Exercise prompt
Could you write out every entry exactly as it stands?

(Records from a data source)
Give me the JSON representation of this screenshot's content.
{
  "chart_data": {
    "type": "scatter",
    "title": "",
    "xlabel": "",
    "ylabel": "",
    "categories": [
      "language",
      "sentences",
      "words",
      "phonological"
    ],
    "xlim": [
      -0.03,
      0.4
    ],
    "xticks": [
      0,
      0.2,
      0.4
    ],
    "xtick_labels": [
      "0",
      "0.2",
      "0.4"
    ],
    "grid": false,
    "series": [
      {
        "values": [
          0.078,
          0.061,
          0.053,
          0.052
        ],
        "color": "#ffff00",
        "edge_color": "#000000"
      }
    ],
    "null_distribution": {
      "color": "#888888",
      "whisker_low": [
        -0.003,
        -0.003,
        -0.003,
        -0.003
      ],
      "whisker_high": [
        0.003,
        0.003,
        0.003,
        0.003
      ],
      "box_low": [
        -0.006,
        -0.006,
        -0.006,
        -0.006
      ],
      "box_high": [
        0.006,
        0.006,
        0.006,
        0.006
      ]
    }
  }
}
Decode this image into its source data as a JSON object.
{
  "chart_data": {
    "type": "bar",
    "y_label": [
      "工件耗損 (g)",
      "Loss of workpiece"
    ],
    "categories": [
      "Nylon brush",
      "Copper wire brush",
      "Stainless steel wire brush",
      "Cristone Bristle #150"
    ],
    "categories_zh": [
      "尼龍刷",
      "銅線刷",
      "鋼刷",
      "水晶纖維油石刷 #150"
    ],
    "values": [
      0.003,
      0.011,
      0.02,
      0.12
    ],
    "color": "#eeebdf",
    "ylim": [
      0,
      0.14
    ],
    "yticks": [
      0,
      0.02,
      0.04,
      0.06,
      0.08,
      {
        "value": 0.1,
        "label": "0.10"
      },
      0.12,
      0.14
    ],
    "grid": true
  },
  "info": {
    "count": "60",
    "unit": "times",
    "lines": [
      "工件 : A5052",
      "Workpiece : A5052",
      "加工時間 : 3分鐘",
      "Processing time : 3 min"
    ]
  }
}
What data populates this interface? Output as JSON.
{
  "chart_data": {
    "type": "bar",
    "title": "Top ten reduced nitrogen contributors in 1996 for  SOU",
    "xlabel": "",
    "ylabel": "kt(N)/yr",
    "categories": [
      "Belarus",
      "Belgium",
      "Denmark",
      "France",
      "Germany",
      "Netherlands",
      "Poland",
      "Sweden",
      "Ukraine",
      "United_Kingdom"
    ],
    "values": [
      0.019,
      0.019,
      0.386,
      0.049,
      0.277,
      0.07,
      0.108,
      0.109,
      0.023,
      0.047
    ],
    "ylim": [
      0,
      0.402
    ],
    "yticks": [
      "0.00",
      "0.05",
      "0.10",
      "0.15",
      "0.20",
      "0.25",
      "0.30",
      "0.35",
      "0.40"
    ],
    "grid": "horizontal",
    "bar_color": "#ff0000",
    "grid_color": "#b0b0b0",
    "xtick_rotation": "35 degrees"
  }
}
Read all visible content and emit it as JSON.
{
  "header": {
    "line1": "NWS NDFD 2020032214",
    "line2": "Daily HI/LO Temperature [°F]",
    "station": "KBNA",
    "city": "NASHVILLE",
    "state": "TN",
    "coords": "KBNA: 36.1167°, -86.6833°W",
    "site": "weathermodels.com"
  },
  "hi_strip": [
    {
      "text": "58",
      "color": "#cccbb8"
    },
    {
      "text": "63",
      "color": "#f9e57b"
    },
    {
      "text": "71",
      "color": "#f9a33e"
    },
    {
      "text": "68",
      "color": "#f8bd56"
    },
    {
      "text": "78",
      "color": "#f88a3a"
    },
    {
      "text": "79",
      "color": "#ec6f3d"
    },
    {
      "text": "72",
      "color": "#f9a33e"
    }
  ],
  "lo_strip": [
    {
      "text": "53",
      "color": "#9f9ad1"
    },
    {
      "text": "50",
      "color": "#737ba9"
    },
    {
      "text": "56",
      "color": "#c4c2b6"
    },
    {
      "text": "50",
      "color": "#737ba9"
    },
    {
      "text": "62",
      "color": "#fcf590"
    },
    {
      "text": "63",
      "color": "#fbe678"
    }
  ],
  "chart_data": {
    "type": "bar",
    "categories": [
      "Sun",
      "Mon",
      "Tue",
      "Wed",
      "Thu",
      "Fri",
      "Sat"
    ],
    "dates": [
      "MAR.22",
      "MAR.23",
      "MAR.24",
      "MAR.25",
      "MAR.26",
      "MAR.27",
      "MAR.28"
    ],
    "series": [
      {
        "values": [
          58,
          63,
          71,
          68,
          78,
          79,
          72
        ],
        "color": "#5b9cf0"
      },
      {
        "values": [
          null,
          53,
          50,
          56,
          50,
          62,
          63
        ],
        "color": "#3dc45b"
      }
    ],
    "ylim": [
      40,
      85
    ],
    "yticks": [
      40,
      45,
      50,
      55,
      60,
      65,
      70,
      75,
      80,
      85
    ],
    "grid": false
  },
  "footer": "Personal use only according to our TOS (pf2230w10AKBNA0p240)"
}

Exercise solution
Give me the JSON representation of this screenshot's content.
{
  "chart_data": {
    "type": "scatter",
    "title": "",
    "xlabel": "",
    "ylabel": "",
    "categories": [
      "language",
      "sentences",
      "words",
      "phonological"
    ],
    "xlim": [
      -0.03,
      0.4
    ],
    "xticks": [
      0,
      0.2,
      0.4
    ],
    "xtick_labels": [
      "0",
      "0.2",
      "0.4"
    ],
    "grid": false,
    "series": [
      {
        "values": [
          0.078,
          0.061,
          0.053,
          0.052
        ],
        "color": "#ffff00",
        "edge_color": "#000000"
      }
    ],
    "null_distribution": {
      "color": "#888888",
      "whisker_low": [
        -0.003,
        -0.003,
        -0.003,
        -0.003
      ],
      "whisker_high": [
        0.003,
        0.003,
        0.003,
        0.003
      ],
      "box_low": [
        -0.006,
        -0.006,
        -0.006,
        -0.006
      ],
      "box_high": [
        0.006,
        0.006,
        0.006,
        0.006
      ]
    }
  }
}
Decode this image into its source data as a JSON object.
{
  "chart_data": {
    "type": "bar",
    "y_label": [
      "工件耗損 (g)",
      "Loss of workpiece"
    ],
    "categories": [
      "Nylon brush",
      "Copper wire brush",
      "Stainless steel wire brush",
      "Cristone Bristle #150"
    ],
    "categories_zh": [
      "尼龍刷",
      "銅線刷",
      "鋼刷",
      "水晶纖維油石刷 #150"
    ],
    "values": [
      0.003,
      0.011,
      0.02,
      0.12
    ],
    "color": "#eeebdf",
    "ylim": [
      0,
      0.14
    ],
    "yticks": [
      0,
      0.02,
      0.04,
      0.06,
      0.08,
      {
        "value": 0.1,
        "label": "0.10"
      },
      0.12,
      0.14
    ],
    "grid": true
  },
  "info": {
    "count": "60",
    "unit": "times",
    "lines": [
      "工件 : A5052",
      "Workpiece : A5052",
      "加工時間 : 3分鐘",
      "Processing time : 3 min"
    ]
  }
}
What data populates this interface? Output as JSON.
{
  "chart_data": {
    "type": "bar",
    "title": "Top ten reduced nitrogen contributors in 1996 for  SOU",
    "xlabel": "",
    "ylabel": "kt(N)/yr",
    "categories": [
      "Belarus",
      "Belgium",
      "Denmark",
      "France",
      "Germany",
      "Netherlands",
      "Poland",
      "Sweden",
      "Ukraine",
      "United_Kingdom"
    ],
    "values": [
      0.019,
      0.019,
      0.386,
      0.049,
      0.277,
      0.07,
      0.108,
      0.109,
      0.023,
      0.047
    ],
    "ylim": [
      0,
      0.402
    ],
    "yticks": [
      "0.00",
      "0.05",
      "0.10",
      "0.15",
      "0.20",
      "0.25",
      "0.30",
      "0.35",
      "0.40"
    ],
    "grid": "horizontal",
    "bar_color": "#ff0000",
    "grid_color": "#b0b0b0",
    "xtick_rotation": "35 degrees"
  }
}
Read all visible content and emit it as JSON.
{
  "header": {
    "line1": "NWS NDFD 2020032214",
    "line2": "Daily HI/LO Temperature [°F]",
    "station": "KBNA",
    "city": "NASHVILLE",
    "state": "TN",
    "coords": "KBNA: 36.1167°, -86.6833°W",
    "site": "weathermodels.com"
  },
  "hi_strip": [
    {
      "text": "58",
      "color": "#cccbb8"
    },
    {
      "text": "63",
      "color": "#f9e57b"
    },
    {
      "text": "71",
      "color": "#f9a33e"
    },
    {
      "text": "68",
      "color": "#f8bd56"
    },
    {
      "text": "78",
      "color": "#f88a3a"
    },
    {
      "text": "79",
      "color": "#ec6f3d"
    },
    {
      "text": "72",
      "color": "#f9a33e"
    }
  ],
  "lo_strip": [
    {
      "text": "53",
      "color": "#9f9ad1"
    },
    {
      "text": "50",
      "color": "#737ba9"
    },
    {
      "text": "56",
      "color": "#c4c2b6"
    },
    {
      "text": "50",
      "color": "#737ba9"
    },
    {
      "text": "62",
      "color": "#fcf590"
    },
    {
      "text": "63",
      "color": "#fbe678"
    }
  ],
  "chart_data": {
    "type": "bar",
    "categories": [
      "Sun",
      "Mon",
      "Tue",
      "Wed",
      "Thu",
      "Fri",
      "Sat"
    ],
    "dates": [
      "MAR.22",
      "MAR.23",
      "MAR.24",
      "MAR.25",
      "MAR.26",
      "MAR.27",
      "MAR.28"
    ],
    "series": [
      {
        "values": [
          58,
          63,
          71,
          68,
          78,
          79,
          72
        ],
        "color": "#5b9cf0"
      },
      {
        "values": [
          null,
          53,
          50,
          56,
          50,
          62,
          63
        ],
        "color": "#3dc45b"
      }
    ],
    "ylim": [
      40,
      85
    ],
    "yticks": [
      40,
      45,
      50,
      55,
      60,
      65,
      70,
      75,
      80,
      85
    ],
    "grid": false
  },
  "footer": "Personal use only according to our TOS (pf2230w10AKBNA0p240)"
}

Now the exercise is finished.